** start of Data provided **

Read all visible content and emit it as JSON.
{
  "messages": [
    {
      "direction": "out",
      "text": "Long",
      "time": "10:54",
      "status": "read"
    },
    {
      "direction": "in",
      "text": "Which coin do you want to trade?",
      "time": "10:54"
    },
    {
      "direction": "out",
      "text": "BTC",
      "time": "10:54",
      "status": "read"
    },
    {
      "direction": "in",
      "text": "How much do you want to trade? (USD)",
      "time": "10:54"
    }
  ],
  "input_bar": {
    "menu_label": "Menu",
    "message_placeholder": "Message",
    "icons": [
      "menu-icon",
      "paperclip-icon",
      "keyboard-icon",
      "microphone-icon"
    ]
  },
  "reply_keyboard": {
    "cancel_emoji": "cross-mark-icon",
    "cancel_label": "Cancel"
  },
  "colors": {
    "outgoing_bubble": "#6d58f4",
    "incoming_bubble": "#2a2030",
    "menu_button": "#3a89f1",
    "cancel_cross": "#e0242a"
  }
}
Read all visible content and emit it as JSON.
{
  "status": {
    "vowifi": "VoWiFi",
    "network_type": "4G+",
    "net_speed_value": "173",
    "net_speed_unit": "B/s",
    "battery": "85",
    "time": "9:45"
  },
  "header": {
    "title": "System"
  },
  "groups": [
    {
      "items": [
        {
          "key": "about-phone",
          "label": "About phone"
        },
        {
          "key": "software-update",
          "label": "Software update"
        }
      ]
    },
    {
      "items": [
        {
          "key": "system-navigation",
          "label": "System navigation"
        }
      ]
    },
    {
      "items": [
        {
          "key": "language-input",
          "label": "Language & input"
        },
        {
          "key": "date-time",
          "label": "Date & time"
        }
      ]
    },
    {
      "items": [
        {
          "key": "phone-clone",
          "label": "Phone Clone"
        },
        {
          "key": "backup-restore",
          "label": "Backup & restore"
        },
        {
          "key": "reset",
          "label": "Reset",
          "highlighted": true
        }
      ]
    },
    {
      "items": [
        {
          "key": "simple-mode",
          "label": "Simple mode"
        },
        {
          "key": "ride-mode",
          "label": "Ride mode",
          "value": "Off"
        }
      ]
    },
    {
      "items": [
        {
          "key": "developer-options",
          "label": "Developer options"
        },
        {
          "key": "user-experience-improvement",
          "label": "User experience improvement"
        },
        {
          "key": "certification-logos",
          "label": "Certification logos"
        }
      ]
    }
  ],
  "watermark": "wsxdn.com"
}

** end of Data provided **

Goal
Return all of the entries exactly as written.

Answer in full
Read all visible content and emit it as JSON.
{
  "messages": [
    {
      "direction": "out",
      "text": "Long",
      "time": "10:54",
      "status": "read"
    },
    {
      "direction": "in",
      "text": "Which coin do you want to trade?",
      "time": "10:54"
    },
    {
      "direction": "out",
      "text": "BTC",
      "time": "10:54",
      "status": "read"
    },
    {
      "direction": "in",
      "text": "How much do you want to trade? (USD)",
      "time": "10:54"
    }
  ],
  "input_bar": {
    "menu_label": "Menu",
    "message_placeholder": "Message",
    "icons": [
      "menu-icon",
      "paperclip-icon",
      "keyboard-icon",
      "microphone-icon"
    ]
  },
  "reply_keyboard": {
    "cancel_emoji": "cross-mark-icon",
    "cancel_label": "Cancel"
  },
  "colors": {
    "outgoing_bubble": "#6d58f4",
    "incoming_bubble": "#2a2030",
    "menu_button": "#3a89f1",
    "cancel_cross": "#e0242a"
  }
}
Read all visible content and emit it as JSON.
{
  "status": {
    "vowifi": "VoWiFi",
    "network_type": "4G+",
    "net_speed_value": "173",
    "net_speed_unit": "B/s",
    "battery": "85",
    "time": "9:45"
  },
  "header": {
    "title": "System"
  },
  "groups": [
    {
      "items": [
        {
          "key": "about-phone",
          "label": "About phone"
        },
        {
          "key": "software-update",
          "label": "Software update"
        }
      ]
    },
    {
      "items": [
        {
          "key": "system-navigation",
          "label": "System navigation"
        }
      ]
    },
    {
      "items": [
        {
          "key": "language-input",
          "label": "Language & input"
        },
        {
          "key": "date-time",
          "label": "Date & time"
        }
      ]
    },
    {
      "items": [
        {
          "key": "phone-clone",
          "label": "Phone Clone"
        },
        {
          "key": "backup-restore",
          "label": "Backup & restore"
        },
        {
          "key": "reset",
          "label": "Reset",
          "highlighted": true
        }
      ]
    },
    {
      "items": [
        {
          "key": "simple-mode",
          "label": "Simple mode"
        },
        {
          "key": "ride-mode",
          "label": "Ride mode",
          "value": "Off"
        }
      ]
    },
    {
      "items": [
        {
          "key": "developer-options",
          "label": "Developer options"
        },
        {
          "key": "user-experience-improvement",
          "label": "User experience improvement"
        },
        {
          "key": "certification-logos",
          "label": "Certification logos"
        }
      ]
    }
  ],
  "watermark": "wsxdn.com"
}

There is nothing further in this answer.